Read the entries below and pull out each line with the string "сапсуговъ".

--------------------

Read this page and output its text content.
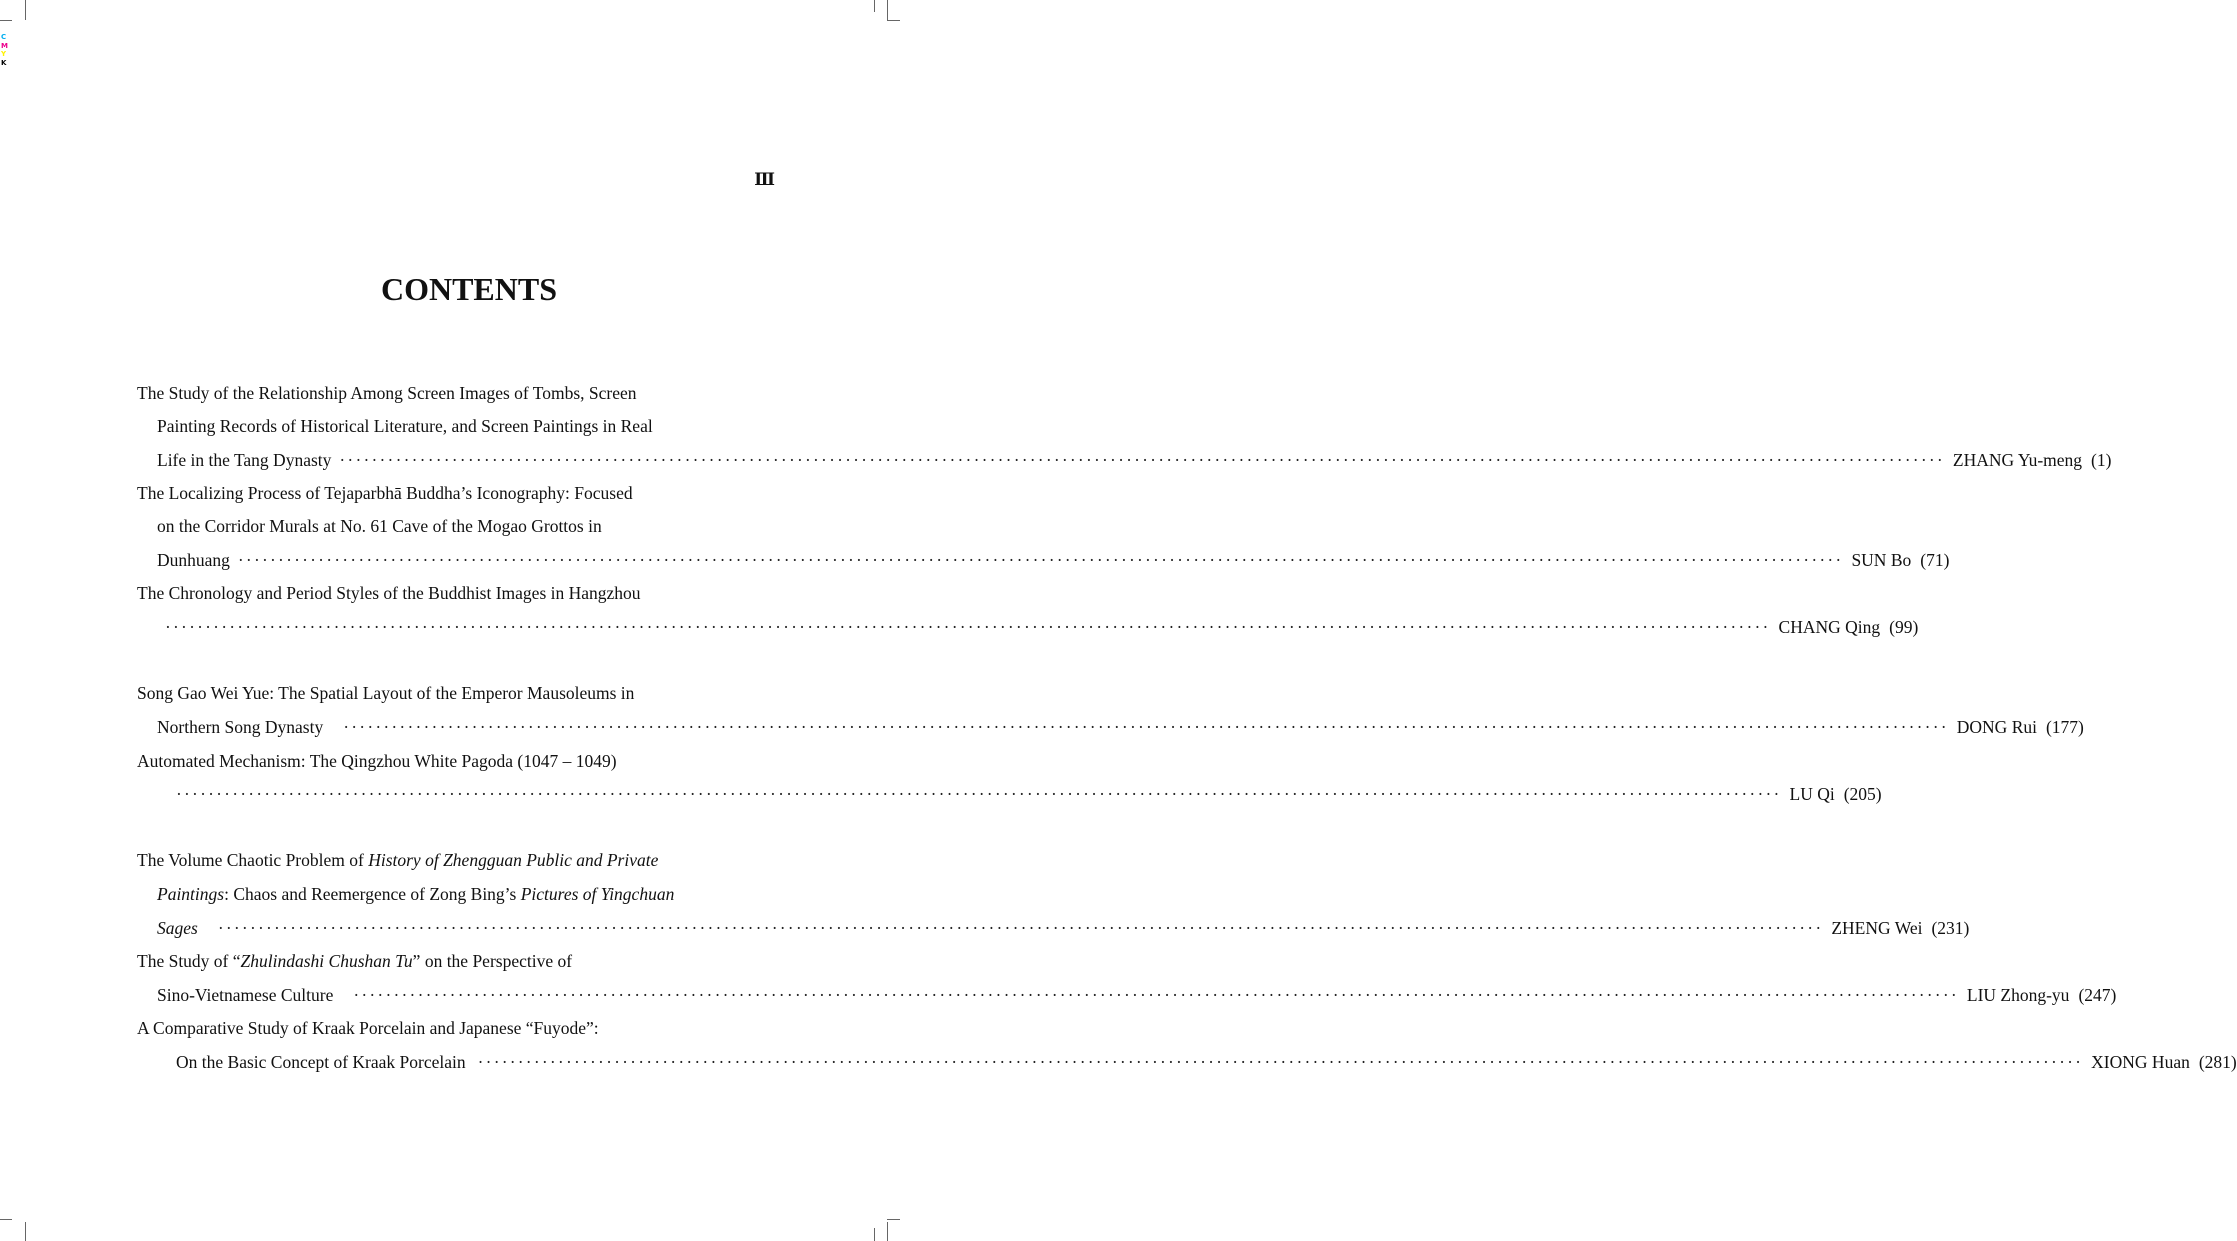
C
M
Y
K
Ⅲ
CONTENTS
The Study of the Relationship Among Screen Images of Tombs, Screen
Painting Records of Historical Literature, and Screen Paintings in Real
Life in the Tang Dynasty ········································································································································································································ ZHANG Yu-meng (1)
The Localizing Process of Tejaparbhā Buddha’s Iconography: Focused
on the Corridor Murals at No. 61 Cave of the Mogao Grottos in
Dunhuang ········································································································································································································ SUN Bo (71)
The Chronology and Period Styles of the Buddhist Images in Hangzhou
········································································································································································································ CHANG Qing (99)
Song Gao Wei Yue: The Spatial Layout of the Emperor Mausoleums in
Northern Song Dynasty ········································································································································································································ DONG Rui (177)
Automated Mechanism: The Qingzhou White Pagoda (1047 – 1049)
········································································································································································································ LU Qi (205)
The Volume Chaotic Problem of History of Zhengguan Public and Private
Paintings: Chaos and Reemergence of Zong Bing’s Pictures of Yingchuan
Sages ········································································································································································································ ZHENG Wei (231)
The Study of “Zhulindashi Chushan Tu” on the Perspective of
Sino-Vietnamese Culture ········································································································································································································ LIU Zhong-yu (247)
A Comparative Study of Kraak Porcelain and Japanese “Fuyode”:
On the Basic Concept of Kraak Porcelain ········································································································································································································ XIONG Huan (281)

--------------------

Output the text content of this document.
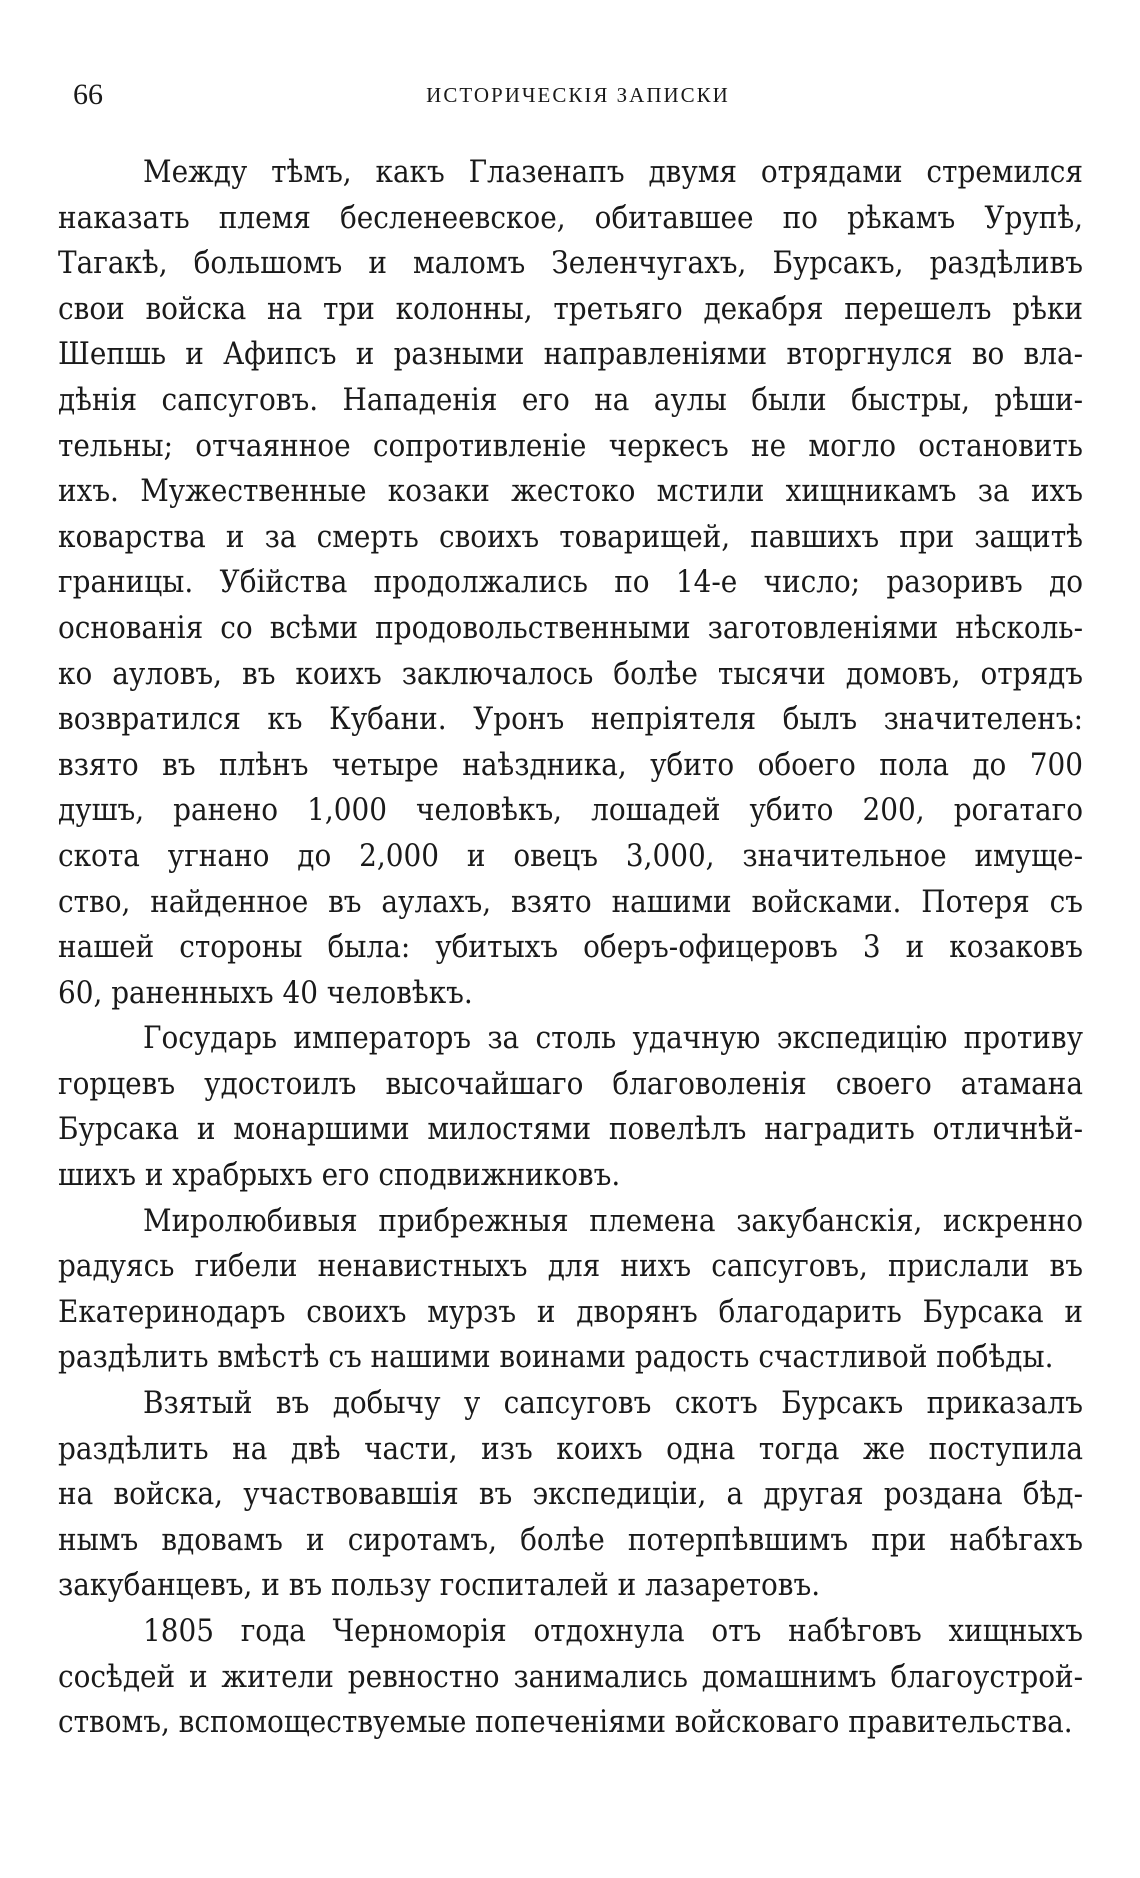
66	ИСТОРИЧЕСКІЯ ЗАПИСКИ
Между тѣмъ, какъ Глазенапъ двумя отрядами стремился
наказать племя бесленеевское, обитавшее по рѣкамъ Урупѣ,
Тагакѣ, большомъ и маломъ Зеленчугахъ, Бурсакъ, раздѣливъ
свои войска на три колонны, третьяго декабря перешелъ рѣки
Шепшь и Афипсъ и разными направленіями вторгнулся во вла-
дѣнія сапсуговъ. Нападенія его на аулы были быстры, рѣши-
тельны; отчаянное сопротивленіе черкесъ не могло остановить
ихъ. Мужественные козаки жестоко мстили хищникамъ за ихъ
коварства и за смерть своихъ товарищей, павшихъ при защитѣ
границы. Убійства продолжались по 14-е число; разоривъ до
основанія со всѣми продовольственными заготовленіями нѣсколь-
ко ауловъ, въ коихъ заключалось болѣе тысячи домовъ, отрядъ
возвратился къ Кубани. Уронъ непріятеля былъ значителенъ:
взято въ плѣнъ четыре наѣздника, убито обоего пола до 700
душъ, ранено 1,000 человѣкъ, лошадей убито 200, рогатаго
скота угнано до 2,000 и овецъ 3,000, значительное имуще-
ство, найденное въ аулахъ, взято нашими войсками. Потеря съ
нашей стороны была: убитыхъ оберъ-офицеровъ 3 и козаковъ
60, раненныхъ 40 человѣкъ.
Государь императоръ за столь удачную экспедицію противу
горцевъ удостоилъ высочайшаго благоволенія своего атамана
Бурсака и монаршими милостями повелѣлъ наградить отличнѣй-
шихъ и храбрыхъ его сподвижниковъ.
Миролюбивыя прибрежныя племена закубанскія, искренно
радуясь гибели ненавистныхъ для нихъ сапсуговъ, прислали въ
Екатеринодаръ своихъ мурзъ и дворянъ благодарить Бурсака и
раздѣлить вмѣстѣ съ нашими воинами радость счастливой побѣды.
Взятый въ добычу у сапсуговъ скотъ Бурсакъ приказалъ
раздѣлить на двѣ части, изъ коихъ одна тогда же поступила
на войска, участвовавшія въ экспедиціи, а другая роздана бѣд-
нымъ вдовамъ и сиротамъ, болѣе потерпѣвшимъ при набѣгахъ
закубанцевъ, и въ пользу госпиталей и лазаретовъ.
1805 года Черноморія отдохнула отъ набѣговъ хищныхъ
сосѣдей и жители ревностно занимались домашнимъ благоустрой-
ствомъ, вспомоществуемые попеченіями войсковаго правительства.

--------------------

● **TASK RESPONSE**
дѣнія сапсуговъ. Нападенія его на аулы были быстры, рѣши-
радуясь гибели ненавистныхъ для нихъ сапсуговъ, прислали въ
Взятый въ добычу у сапсуговъ скотъ Бурсакъ приказалъ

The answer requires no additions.